=== Written problem ===
Extract each line bearing the word "diameter".
======== Material to process
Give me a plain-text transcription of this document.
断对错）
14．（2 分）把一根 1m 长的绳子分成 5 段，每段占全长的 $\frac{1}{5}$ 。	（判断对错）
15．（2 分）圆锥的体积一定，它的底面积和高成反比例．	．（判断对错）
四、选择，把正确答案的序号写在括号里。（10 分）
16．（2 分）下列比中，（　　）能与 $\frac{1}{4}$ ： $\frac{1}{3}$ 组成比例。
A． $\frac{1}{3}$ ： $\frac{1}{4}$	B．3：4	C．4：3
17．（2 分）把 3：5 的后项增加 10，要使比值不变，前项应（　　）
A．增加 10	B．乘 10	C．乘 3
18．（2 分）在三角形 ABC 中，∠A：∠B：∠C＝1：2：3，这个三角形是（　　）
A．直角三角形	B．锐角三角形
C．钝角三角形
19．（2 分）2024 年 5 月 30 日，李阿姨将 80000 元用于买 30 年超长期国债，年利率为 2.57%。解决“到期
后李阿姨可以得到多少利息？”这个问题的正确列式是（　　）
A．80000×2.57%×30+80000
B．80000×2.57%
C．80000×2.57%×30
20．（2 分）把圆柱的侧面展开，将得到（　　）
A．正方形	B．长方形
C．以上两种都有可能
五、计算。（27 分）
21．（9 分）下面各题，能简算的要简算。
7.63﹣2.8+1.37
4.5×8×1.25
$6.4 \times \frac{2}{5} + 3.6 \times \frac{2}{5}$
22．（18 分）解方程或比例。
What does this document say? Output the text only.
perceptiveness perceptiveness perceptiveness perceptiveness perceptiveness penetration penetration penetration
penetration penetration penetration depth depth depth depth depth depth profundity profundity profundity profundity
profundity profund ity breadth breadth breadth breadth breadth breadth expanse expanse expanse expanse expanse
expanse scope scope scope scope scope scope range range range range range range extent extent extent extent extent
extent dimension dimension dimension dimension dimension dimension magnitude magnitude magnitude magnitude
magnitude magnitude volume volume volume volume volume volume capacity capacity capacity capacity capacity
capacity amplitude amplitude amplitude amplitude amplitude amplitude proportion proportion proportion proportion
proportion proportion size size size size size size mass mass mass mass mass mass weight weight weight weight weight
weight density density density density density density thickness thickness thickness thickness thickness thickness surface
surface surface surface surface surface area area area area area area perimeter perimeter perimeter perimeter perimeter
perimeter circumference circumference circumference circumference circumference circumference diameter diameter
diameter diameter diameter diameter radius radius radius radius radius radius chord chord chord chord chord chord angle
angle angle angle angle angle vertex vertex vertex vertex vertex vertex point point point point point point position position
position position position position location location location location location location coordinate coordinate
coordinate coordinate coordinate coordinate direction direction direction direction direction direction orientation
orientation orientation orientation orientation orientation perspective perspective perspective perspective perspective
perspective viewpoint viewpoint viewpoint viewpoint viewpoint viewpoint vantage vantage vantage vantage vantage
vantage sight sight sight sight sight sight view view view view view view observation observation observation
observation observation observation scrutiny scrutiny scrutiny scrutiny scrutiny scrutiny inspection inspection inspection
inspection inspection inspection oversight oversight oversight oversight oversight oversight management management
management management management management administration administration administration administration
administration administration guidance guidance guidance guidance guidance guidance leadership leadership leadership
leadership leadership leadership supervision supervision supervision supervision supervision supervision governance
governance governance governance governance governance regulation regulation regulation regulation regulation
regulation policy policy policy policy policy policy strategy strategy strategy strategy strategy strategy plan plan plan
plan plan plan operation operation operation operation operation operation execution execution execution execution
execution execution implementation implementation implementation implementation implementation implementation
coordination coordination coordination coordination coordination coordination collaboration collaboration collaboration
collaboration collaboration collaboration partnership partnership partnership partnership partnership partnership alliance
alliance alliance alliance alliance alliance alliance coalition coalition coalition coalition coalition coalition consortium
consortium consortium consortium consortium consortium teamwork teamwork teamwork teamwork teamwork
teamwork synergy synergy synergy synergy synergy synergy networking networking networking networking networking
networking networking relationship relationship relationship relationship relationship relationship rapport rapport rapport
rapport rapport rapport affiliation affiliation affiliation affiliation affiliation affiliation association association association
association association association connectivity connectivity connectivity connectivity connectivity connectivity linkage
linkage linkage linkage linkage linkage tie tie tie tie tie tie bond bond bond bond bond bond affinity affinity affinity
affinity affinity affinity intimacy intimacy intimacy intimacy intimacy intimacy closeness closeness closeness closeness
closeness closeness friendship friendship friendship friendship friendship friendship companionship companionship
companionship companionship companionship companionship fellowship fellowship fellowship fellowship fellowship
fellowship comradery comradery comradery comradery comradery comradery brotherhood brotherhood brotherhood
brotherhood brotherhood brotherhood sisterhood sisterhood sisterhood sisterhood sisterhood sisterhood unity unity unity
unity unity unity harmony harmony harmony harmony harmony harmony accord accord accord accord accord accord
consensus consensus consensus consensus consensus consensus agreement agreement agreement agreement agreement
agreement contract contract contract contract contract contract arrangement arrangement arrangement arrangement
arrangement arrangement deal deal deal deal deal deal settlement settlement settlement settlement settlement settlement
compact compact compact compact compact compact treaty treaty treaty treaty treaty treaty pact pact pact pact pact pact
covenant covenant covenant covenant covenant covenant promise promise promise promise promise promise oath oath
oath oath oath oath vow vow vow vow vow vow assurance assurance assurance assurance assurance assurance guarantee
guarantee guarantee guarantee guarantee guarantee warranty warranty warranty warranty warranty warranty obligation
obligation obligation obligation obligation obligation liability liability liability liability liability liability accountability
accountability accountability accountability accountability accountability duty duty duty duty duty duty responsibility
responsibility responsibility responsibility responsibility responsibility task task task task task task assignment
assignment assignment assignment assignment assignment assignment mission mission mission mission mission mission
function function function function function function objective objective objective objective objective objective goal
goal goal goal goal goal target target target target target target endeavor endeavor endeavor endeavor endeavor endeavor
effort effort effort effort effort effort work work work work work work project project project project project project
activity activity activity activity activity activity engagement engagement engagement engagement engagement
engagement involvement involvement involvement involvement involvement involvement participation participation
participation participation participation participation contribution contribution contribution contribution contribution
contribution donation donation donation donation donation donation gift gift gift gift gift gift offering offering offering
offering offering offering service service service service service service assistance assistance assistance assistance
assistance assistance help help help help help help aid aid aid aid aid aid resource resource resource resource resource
================
=== Response to the exercise ===
perimeter circumference circumference circumference circumference circumference circumference diameter diameter
diameter diameter diameter diameter radius radius radius radius radius radius chord chord chord chord chord chord angle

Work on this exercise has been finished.